- [Direction] Copy out each line below exactly as it appears.

[Dataset entries]

● ● ●

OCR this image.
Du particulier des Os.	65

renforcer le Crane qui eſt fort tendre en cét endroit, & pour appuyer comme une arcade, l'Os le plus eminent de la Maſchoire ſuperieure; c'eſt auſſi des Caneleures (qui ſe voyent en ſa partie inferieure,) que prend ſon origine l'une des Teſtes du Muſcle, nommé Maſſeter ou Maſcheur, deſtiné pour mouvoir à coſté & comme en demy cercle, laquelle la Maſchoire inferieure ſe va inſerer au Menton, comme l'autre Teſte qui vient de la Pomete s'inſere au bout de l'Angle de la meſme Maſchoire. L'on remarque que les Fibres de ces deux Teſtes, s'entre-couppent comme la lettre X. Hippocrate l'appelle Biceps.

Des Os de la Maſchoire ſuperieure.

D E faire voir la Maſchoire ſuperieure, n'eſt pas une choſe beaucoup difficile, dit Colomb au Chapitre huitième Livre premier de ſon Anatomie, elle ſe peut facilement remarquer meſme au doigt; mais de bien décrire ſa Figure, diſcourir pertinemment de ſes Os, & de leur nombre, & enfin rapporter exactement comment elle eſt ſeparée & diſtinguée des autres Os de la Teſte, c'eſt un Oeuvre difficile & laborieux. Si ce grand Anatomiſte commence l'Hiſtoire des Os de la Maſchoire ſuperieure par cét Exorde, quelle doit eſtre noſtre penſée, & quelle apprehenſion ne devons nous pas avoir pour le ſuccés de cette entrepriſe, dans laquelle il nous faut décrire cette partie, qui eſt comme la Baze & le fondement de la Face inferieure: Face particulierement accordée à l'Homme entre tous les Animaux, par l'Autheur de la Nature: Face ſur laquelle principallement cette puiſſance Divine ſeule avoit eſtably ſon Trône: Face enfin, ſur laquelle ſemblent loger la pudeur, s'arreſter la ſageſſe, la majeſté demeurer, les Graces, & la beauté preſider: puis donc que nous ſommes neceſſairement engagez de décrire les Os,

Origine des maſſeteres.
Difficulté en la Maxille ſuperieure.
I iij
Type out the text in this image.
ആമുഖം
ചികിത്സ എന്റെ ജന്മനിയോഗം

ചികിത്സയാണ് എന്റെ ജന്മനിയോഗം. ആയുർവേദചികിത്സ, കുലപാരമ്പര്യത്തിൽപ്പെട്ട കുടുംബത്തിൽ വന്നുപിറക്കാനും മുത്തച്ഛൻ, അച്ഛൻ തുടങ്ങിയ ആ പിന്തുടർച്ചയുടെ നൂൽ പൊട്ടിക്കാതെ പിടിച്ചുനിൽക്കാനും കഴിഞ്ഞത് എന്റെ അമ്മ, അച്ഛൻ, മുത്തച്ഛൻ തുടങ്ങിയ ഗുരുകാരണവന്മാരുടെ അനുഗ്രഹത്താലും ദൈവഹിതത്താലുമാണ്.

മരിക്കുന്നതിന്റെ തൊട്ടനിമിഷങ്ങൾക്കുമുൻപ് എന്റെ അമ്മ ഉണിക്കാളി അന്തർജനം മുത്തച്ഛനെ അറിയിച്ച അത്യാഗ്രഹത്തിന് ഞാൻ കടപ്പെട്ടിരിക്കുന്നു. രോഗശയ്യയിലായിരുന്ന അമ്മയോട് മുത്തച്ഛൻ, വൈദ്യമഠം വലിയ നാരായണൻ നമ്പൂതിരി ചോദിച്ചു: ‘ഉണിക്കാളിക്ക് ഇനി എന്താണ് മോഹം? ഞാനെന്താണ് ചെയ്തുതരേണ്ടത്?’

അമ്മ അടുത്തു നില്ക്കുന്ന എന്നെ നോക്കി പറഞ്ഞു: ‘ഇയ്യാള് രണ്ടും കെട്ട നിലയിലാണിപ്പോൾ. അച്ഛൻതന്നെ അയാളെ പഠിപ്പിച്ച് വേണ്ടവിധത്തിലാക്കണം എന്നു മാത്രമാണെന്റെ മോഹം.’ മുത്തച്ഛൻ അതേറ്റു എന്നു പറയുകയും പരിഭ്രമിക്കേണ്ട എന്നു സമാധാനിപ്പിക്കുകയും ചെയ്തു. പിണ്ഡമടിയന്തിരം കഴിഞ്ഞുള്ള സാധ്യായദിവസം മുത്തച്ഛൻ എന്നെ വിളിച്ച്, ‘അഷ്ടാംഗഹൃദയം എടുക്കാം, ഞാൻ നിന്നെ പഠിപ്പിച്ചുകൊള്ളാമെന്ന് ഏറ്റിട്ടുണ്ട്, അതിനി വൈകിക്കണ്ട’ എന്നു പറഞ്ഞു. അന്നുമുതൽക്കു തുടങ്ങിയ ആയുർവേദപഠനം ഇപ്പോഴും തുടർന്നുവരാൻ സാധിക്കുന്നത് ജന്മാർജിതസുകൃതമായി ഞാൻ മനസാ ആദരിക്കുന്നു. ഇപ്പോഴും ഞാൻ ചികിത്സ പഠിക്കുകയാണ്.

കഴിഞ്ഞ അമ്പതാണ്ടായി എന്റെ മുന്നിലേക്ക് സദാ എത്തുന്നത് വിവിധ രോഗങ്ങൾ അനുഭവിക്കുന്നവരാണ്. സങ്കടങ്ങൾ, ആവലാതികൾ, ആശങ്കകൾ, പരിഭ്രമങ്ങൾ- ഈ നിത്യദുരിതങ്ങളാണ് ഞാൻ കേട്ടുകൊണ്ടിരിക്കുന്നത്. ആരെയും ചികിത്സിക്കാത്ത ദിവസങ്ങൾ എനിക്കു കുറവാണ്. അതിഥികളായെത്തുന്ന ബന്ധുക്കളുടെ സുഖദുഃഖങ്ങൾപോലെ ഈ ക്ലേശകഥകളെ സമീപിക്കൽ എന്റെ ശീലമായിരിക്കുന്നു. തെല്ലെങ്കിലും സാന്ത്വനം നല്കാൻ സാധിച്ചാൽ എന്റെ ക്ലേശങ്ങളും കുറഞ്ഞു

● ● ●

- [Solved exercise]
OCR this image.
Du particulier des Os.	65

renforcer le Crane qui eſt fort tendre en cét endroit, & pour appuyer comme une arcade, l'Os le plus eminent de la Maſchoire ſuperieure; c'eſt auſſi des Caneleures (qui ſe voyent en ſa partie inferieure,) que prend ſon origine l'une des Teſtes du Muſcle, nommé Maſſeter ou Maſcheur, deſtiné pour mouvoir à coſté & comme en demy cercle, laquelle la Maſchoire inferieure ſe va inſerer au Menton, comme l'autre Teſte qui vient de la Pomete s'inſere au bout de l'Angle de la meſme Maſchoire. L'on remarque que les Fibres de ces deux Teſtes, s'entre-couppent comme la lettre X. Hippocrate l'appelle Biceps.

Des Os de la Maſchoire ſuperieure.

D E faire voir la Maſchoire ſuperieure, n'eſt pas une choſe beaucoup difficile, dit Colomb au Chapitre huitième Livre premier de ſon Anatomie, elle ſe peut facilement remarquer meſme au doigt; mais de bien décrire ſa Figure, diſcourir pertinemment de ſes Os, & de leur nombre, & enfin rapporter exactement comment elle eſt ſeparée & diſtinguée des autres Os de la Teſte, c'eſt un Oeuvre difficile & laborieux. Si ce grand Anatomiſte commence l'Hiſtoire des Os de la Maſchoire ſuperieure par cét Exorde, quelle doit eſtre noſtre penſée, & quelle apprehenſion ne devons nous pas avoir pour le ſuccés de cette entrepriſe, dans laquelle il nous faut décrire cette partie, qui eſt comme la Baze & le fondement de la Face inferieure: Face particulierement accordée à l'Homme entre tous les Animaux, par l'Autheur de la Nature: Face ſur laquelle principallement cette puiſſance Divine ſeule avoit eſtably ſon Trône: Face enfin, ſur laquelle ſemblent loger la pudeur, s'arreſter la ſageſſe, la majeſté demeurer, les Graces, & la beauté preſider: puis donc que nous ſommes neceſſairement engagez de décrire les Os,

Origine des maſſeteres.
Difficulté en la Maxille ſuperieure.
I iij
Type out the text in this image.
ആമുഖം
ചികിത്സ എന്റെ ജന്മനിയോഗം

ചികിത്സയാണ് എന്റെ ജന്മനിയോഗം. ആയുർവേദചികിത്സ, കുലപാരമ്പര്യത്തിൽപ്പെട്ട കുടുംബത്തിൽ വന്നുപിറക്കാനും മുത്തച്ഛൻ, അച്ഛൻ തുടങ്ങിയ ആ പിന്തുടർച്ചയുടെ നൂൽ പൊട്ടിക്കാതെ പിടിച്ചുനിൽക്കാനും കഴിഞ്ഞത് എന്റെ അമ്മ, അച്ഛൻ, മുത്തച്ഛൻ തുടങ്ങിയ ഗുരുകാരണവന്മാരുടെ അനുഗ്രഹത്താലും ദൈവഹിതത്താലുമാണ്.

മരിക്കുന്നതിന്റെ തൊട്ടനിമിഷങ്ങൾക്കുമുൻപ് എന്റെ അമ്മ ഉണിക്കാളി അന്തർജനം മുത്തച്ഛനെ അറിയിച്ച അത്യാഗ്രഹത്തിന് ഞാൻ കടപ്പെട്ടിരിക്കുന്നു. രോഗശയ്യയിലായിരുന്ന അമ്മയോട് മുത്തച്ഛൻ, വൈദ്യമഠം വലിയ നാരായണൻ നമ്പൂതിരി ചോദിച്ചു: ‘ഉണിക്കാളിക്ക് ഇനി എന്താണ് മോഹം? ഞാനെന്താണ് ചെയ്തുതരേണ്ടത്?’

അമ്മ അടുത്തു നില്ക്കുന്ന എന്നെ നോക്കി പറഞ്ഞു: ‘ഇയ്യാള് രണ്ടും കെട്ട നിലയിലാണിപ്പോൾ. അച്ഛൻതന്നെ അയാളെ പഠിപ്പിച്ച് വേണ്ടവിധത്തിലാക്കണം എന്നു മാത്രമാണെന്റെ മോഹം.’ മുത്തച്ഛൻ അതേറ്റു എന്നു പറയുകയും പരിഭ്രമിക്കേണ്ട എന്നു സമാധാനിപ്പിക്കുകയും ചെയ്തു. പിണ്ഡമടിയന്തിരം കഴിഞ്ഞുള്ള സാധ്യായദിവസം മുത്തച്ഛൻ എന്നെ വിളിച്ച്, ‘അഷ്ടാംഗഹൃദയം എടുക്കാം, ഞാൻ നിന്നെ പഠിപ്പിച്ചുകൊള്ളാമെന്ന് ഏറ്റിട്ടുണ്ട്, അതിനി വൈകിക്കണ്ട’ എന്നു പറഞ്ഞു. അന്നുമുതൽക്കു തുടങ്ങിയ ആയുർവേദപഠനം ഇപ്പോഴും തുടർന്നുവരാൻ സാധിക്കുന്നത് ജന്മാർജിതസുകൃതമായി ഞാൻ മനസാ ആദരിക്കുന്നു. ഇപ്പോഴും ഞാൻ ചികിത്സ പഠിക്കുകയാണ്.

കഴിഞ്ഞ അമ്പതാണ്ടായി എന്റെ മുന്നിലേക്ക് സദാ എത്തുന്നത് വിവിധ രോഗങ്ങൾ അനുഭവിക്കുന്നവരാണ്. സങ്കടങ്ങൾ, ആവലാതികൾ, ആശങ്കകൾ, പരിഭ്രമങ്ങൾ- ഈ നിത്യദുരിതങ്ങളാണ് ഞാൻ കേട്ടുകൊണ്ടിരിക്കുന്നത്. ആരെയും ചികിത്സിക്കാത്ത ദിവസങ്ങൾ എനിക്കു കുറവാണ്. അതിഥികളായെത്തുന്ന ബന്ധുക്കളുടെ സുഖദുഃഖങ്ങൾപോലെ ഈ ക്ലേശകഥകളെ സമീപിക്കൽ എന്റെ ശീലമായിരിക്കുന്നു. തെല്ലെങ്കിലും സാന്ത്വനം നല്കാൻ സാധിച്ചാൽ എന്റെ ക്ലേശങ്ങളും കുറഞ്ഞു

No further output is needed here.